In this example, your job is to create a classification model to predict the `direction` of each stock. Be creative! You can do this in any number of ways. For example, you can use BigQuery, Scikit-Learn, or AutoML. Feel free to add additional features, or use time series models.   



### Establish a Simple Benchmark

One way to assess the performance of a model is to compare it to a simple benchmark. We can do this by seeing what kind of accuracy we would get using the naive strategy of just predicting the majority class. Across the entire dataset, the majority class is 'STAY'. Using the following query we can see how this naive strategy would perform.

In [5]:
%%bigquery
WITH subset as (
    SELECT 
        Direction
    FROM
        `cloud-training-prod-bucket.ml4f.percent_change_sp500`
    WHERE
        tomorrow_close IS NOT NULL
)
SELECT 
    Direction,
    100.0 * COUNT(*) / (SELECT COUNT(*) FROM subset) as percentage
FROM
    subset
GROUP BY
    Direction

Query complete after 0.00s: 100%|██████████| 4/4 [00:00<00:00, 1761.76query/s]                        
Downloading: 100%|██████████| 3/3 [00:01<00:00,  1.54rows/s]


Unnamed: 0,Direction,percentage
0,STAY,53.766049
1,UP,23.240681
2,DOWN,22.993271


So, the naive strategy of just guessing the majority class would have accuracy of around 54% across the entire dataset. See if you can improve on this. 

### Train Your Own Model

In [16]:
# TODO: Write code to build a model to predict Direction

* _Entries_:
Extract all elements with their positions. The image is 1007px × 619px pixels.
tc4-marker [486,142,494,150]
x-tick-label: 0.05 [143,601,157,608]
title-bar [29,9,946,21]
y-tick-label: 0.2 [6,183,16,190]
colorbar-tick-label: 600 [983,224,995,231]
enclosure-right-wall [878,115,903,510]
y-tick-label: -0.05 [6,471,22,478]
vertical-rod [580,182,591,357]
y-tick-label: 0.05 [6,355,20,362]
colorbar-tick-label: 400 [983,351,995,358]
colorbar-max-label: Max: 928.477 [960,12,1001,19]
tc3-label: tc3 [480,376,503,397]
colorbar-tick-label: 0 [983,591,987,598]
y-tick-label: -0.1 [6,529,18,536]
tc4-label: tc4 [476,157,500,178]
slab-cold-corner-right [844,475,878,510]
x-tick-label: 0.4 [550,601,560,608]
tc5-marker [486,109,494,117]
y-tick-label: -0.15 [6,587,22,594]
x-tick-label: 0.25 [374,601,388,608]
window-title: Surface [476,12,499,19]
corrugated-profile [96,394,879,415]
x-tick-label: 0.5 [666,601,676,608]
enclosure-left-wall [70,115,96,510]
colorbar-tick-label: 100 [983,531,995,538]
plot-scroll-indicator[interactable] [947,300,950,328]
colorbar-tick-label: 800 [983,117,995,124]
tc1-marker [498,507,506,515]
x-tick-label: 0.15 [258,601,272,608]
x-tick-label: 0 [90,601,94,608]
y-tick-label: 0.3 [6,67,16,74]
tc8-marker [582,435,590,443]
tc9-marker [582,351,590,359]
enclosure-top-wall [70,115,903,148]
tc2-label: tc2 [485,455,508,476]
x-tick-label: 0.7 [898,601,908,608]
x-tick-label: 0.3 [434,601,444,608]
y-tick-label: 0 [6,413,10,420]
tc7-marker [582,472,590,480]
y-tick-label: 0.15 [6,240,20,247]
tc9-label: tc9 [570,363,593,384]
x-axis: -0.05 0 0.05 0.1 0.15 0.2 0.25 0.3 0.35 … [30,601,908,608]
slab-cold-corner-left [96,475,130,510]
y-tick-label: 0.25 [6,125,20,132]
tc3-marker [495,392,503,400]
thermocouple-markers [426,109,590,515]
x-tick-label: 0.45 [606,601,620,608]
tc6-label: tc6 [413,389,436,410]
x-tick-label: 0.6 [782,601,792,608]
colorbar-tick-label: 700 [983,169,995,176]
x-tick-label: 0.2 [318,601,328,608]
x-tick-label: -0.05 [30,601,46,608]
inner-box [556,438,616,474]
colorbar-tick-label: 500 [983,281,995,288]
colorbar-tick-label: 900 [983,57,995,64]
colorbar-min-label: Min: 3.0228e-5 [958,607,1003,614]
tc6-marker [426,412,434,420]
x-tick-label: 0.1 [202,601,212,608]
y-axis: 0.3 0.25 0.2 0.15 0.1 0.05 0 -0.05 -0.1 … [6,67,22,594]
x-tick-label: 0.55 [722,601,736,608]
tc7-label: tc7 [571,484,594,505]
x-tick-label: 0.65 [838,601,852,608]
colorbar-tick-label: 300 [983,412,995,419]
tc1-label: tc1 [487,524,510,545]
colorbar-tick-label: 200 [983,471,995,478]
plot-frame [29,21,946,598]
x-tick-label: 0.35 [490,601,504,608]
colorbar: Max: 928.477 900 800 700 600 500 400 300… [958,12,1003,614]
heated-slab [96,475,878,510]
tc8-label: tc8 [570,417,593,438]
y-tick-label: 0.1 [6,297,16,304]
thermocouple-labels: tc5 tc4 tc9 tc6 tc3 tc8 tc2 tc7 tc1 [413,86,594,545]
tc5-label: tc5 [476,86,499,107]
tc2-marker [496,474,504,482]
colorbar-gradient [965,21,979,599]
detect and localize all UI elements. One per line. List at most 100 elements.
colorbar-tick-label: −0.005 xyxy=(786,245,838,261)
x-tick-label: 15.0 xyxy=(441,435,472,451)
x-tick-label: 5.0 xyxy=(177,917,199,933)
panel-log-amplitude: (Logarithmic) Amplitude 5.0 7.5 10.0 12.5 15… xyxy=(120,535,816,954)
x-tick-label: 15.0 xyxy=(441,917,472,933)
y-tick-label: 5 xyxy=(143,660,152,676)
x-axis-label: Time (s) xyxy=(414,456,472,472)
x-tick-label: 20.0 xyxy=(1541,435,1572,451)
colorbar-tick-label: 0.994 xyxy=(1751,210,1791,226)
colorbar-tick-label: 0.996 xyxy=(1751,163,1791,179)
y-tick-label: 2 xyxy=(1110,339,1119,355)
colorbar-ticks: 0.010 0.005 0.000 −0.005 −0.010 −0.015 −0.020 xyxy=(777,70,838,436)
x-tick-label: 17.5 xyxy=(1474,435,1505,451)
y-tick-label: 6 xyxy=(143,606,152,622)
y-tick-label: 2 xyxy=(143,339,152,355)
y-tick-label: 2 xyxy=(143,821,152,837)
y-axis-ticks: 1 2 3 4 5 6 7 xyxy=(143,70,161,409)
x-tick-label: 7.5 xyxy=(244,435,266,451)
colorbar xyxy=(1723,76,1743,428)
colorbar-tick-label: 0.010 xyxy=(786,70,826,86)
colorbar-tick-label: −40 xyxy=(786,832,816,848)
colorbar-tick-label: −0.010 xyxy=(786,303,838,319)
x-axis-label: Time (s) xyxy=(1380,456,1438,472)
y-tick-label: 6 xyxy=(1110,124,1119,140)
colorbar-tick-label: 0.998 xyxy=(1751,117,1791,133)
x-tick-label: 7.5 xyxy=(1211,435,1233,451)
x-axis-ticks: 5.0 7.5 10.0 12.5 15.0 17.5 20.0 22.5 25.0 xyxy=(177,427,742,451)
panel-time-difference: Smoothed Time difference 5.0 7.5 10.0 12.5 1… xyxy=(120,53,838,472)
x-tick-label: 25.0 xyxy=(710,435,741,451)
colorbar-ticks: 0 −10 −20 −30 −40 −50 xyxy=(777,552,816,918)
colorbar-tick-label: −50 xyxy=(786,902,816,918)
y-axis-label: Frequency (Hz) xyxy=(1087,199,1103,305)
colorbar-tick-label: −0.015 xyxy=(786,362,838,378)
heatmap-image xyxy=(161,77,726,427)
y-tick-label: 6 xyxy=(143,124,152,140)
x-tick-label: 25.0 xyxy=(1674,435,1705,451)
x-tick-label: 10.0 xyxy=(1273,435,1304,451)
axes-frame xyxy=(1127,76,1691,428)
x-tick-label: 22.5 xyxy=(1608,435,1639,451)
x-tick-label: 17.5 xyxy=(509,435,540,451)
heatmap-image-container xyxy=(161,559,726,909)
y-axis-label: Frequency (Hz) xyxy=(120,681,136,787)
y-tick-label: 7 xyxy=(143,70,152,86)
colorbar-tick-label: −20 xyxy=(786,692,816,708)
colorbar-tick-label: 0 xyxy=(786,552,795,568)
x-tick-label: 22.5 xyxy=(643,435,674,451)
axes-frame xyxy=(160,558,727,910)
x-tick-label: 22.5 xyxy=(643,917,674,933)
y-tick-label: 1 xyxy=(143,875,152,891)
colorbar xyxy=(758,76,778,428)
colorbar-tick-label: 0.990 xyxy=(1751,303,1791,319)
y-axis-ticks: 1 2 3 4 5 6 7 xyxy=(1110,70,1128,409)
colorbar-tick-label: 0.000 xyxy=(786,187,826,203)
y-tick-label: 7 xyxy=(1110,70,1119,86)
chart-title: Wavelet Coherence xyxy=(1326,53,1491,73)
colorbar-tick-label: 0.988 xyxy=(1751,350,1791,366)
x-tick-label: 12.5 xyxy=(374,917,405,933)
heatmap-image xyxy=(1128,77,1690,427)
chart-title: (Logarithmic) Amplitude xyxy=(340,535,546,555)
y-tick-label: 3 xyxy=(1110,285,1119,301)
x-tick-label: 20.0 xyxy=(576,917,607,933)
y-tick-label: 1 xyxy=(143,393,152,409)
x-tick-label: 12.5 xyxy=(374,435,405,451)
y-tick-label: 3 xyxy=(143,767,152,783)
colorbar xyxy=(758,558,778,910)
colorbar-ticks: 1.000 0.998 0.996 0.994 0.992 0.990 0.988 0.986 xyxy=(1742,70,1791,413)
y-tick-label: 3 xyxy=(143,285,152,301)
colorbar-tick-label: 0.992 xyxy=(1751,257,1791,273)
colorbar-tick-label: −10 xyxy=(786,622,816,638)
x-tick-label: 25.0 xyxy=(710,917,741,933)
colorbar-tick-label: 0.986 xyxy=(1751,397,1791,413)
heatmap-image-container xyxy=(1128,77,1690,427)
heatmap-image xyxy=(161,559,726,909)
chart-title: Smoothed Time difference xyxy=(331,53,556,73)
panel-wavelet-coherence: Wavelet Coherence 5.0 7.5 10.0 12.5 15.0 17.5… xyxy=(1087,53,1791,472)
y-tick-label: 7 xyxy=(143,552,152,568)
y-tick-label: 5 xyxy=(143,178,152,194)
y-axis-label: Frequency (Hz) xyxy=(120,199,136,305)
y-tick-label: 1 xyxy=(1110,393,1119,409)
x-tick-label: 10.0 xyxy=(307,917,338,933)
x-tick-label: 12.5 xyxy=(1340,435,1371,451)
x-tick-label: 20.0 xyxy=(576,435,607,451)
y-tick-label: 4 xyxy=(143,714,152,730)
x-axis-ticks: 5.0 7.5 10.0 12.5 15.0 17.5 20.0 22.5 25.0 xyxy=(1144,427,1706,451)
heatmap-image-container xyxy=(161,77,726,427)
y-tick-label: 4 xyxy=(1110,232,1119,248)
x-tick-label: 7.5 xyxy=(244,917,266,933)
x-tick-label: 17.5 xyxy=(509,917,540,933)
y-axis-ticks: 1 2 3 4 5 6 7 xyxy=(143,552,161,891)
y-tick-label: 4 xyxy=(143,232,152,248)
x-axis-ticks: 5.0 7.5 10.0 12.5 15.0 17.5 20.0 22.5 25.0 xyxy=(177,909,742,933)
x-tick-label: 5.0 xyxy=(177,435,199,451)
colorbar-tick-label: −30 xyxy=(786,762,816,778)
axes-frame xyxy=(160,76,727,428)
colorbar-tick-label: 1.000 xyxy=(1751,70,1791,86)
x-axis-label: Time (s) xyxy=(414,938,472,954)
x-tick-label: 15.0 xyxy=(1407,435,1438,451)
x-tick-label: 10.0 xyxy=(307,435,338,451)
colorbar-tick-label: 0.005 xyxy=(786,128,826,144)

* _Stated goal_: Copy out the part of the stock-direction text that runs from "In this example, your" up to and including "strategy would perform.".

* _Result of this task_:
In this example, your job is to create a classification model to predict the `direction` of each stock. Be creative! You can do this in any number of ways. For example, you can use BigQuery, Scikit-Learn, or AutoML. Feel free to add additional features, or use time series models.   



### Establish a Simple Benchmark

One way to assess the performance of a model is to compare it to a simple benchmark. We can do this by seeing what kind of accuracy we would get using the naive strategy of just predicting the majority class. Across the entire dataset, the majority class is 'STAY'. Using the following query we can see how this naive strategy would perform.